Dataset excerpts
········
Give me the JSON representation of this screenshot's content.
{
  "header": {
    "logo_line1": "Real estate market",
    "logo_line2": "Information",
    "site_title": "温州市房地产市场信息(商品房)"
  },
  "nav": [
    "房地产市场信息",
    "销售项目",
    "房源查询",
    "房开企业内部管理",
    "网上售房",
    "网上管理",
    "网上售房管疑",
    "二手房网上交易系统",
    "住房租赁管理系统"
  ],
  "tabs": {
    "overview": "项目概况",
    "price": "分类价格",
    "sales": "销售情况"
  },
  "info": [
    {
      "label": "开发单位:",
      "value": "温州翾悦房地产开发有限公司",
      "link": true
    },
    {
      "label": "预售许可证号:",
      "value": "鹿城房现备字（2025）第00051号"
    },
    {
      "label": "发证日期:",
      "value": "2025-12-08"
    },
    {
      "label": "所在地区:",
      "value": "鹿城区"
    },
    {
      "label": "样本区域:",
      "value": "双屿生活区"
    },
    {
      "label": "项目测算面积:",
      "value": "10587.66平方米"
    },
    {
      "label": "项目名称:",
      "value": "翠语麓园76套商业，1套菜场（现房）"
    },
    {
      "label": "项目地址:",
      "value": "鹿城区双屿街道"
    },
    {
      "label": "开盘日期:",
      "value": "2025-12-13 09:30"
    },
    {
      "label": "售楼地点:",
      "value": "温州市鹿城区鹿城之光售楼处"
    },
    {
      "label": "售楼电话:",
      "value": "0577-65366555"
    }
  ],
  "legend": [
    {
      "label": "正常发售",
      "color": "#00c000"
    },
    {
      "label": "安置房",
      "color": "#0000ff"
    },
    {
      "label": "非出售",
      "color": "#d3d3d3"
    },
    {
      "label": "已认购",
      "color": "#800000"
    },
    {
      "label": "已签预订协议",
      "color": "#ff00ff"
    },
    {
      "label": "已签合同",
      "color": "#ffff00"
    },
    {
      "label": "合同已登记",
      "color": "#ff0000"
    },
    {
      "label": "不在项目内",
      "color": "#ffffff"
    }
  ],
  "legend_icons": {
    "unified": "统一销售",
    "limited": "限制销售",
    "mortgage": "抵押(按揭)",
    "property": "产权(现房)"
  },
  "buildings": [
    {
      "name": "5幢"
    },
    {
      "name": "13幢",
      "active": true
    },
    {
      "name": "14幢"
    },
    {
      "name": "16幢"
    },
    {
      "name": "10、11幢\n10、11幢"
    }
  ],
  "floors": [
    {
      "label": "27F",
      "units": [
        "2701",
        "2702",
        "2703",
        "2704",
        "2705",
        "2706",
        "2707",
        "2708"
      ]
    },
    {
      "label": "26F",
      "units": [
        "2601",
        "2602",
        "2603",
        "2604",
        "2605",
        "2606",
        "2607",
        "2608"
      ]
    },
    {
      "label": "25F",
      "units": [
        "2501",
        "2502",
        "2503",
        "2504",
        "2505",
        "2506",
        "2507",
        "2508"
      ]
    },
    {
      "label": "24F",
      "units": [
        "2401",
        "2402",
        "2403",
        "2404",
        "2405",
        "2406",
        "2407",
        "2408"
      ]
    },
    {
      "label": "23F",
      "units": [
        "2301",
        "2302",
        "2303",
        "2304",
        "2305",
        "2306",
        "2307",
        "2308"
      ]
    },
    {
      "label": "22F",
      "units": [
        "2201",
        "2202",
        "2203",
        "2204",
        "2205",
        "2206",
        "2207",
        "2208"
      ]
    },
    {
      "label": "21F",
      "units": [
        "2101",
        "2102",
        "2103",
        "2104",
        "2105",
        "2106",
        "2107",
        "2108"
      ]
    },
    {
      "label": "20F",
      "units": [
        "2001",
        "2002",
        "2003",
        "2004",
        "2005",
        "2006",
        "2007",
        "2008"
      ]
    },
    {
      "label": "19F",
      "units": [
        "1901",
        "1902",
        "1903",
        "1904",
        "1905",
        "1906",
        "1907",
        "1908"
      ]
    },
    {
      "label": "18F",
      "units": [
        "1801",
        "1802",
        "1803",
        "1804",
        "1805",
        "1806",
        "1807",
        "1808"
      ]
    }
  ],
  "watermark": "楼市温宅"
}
········
What you are asked to do ->
Copy all of the data. Keep every word exactly as it is.

The solution ->
Give me the JSON representation of this screenshot's content.
{
  "header": {
    "logo_line1": "Real estate market",
    "logo_line2": "Information",
    "site_title": "温州市房地产市场信息(商品房)"
  },
  "nav": [
    "房地产市场信息",
    "销售项目",
    "房源查询",
    "房开企业内部管理",
    "网上售房",
    "网上管理",
    "网上售房管疑",
    "二手房网上交易系统",
    "住房租赁管理系统"
  ],
  "tabs": {
    "overview": "项目概况",
    "price": "分类价格",
    "sales": "销售情况"
  },
  "info": [
    {
      "label": "开发单位:",
      "value": "温州翾悦房地产开发有限公司",
      "link": true
    },
    {
      "label": "预售许可证号:",
      "value": "鹿城房现备字（2025）第00051号"
    },
    {
      "label": "发证日期:",
      "value": "2025-12-08"
    },
    {
      "label": "所在地区:",
      "value": "鹿城区"
    },
    {
      "label": "样本区域:",
      "value": "双屿生活区"
    },
    {
      "label": "项目测算面积:",
      "value": "10587.66平方米"
    },
    {
      "label": "项目名称:",
      "value": "翠语麓园76套商业，1套菜场（现房）"
    },
    {
      "label": "项目地址:",
      "value": "鹿城区双屿街道"
    },
    {
      "label": "开盘日期:",
      "value": "2025-12-13 09:30"
    },
    {
      "label": "售楼地点:",
      "value": "温州市鹿城区鹿城之光售楼处"
    },
    {
      "label": "售楼电话:",
      "value": "0577-65366555"
    }
  ],
  "legend": [
    {
      "label": "正常发售",
      "color": "#00c000"
    },
    {
      "label": "安置房",
      "color": "#0000ff"
    },
    {
      "label": "非出售",
      "color": "#d3d3d3"
    },
    {
      "label": "已认购",
      "color": "#800000"
    },
    {
      "label": "已签预订协议",
      "color": "#ff00ff"
    },
    {
      "label": "已签合同",
      "color": "#ffff00"
    },
    {
      "label": "合同已登记",
      "color": "#ff0000"
    },
    {
      "label": "不在项目内",
      "color": "#ffffff"
    }
  ],
  "legend_icons": {
    "unified": "统一销售",
    "limited": "限制销售",
    "mortgage": "抵押(按揭)",
    "property": "产权(现房)"
  },
  "buildings": [
    {
      "name": "5幢"
    },
    {
      "name": "13幢",
      "active": true
    },
    {
      "name": "14幢"
    },
    {
      "name": "16幢"
    },
    {
      "name": "10、11幢\n10、11幢"
    }
  ],
  "floors": [
    {
      "label": "27F",
      "units": [
        "2701",
        "2702",
        "2703",
        "2704",
        "2705",
        "2706",
        "2707",
        "2708"
      ]
    },
    {
      "label": "26F",
      "units": [
        "2601",
        "2602",
        "2603",
        "2604",
        "2605",
        "2606",
        "2607",
        "2608"
      ]
    },
    {
      "label": "25F",
      "units": [
        "2501",
        "2502",
        "2503",
        "2504",
        "2505",
        "2506",
        "2507",
        "2508"
      ]
    },
    {
      "label": "24F",
      "units": [
        "2401",
        "2402",
        "2403",
        "2404",
        "2405",
        "2406",
        "2407",
        "2408"
      ]
    },
    {
      "label": "23F",
      "units": [
        "2301",
        "2302",
        "2303",
        "2304",
        "2305",
        "2306",
        "2307",
        "2308"
      ]
    },
    {
      "label": "22F",
      "units": [
        "2201",
        "2202",
        "2203",
        "2204",
        "2205",
        "2206",
        "2207",
        "2208"
      ]
    },
    {
      "label": "21F",
      "units": [
        "2101",
        "2102",
        "2103",
        "2104",
        "2105",
        "2106",
        "2107",
        "2108"
      ]
    },
    {
      "label": "20F",
      "units": [
        "2001",
        "2002",
        "2003",
        "2004",
        "2005",
        "2006",
        "2007",
        "2008"
      ]
    },
    {
      "label": "19F",
      "units": [
        "1901",
        "1902",
        "1903",
        "1904",
        "1905",
        "1906",
        "1907",
        "1908"
      ]
    },
    {
      "label": "18F",
      "units": [
        "1801",
        "1802",
        "1803",
        "1804",
        "1805",
        "1806",
        "1807",
        "1808"
      ]
    }
  ],
  "watermark": "楼市温宅"
}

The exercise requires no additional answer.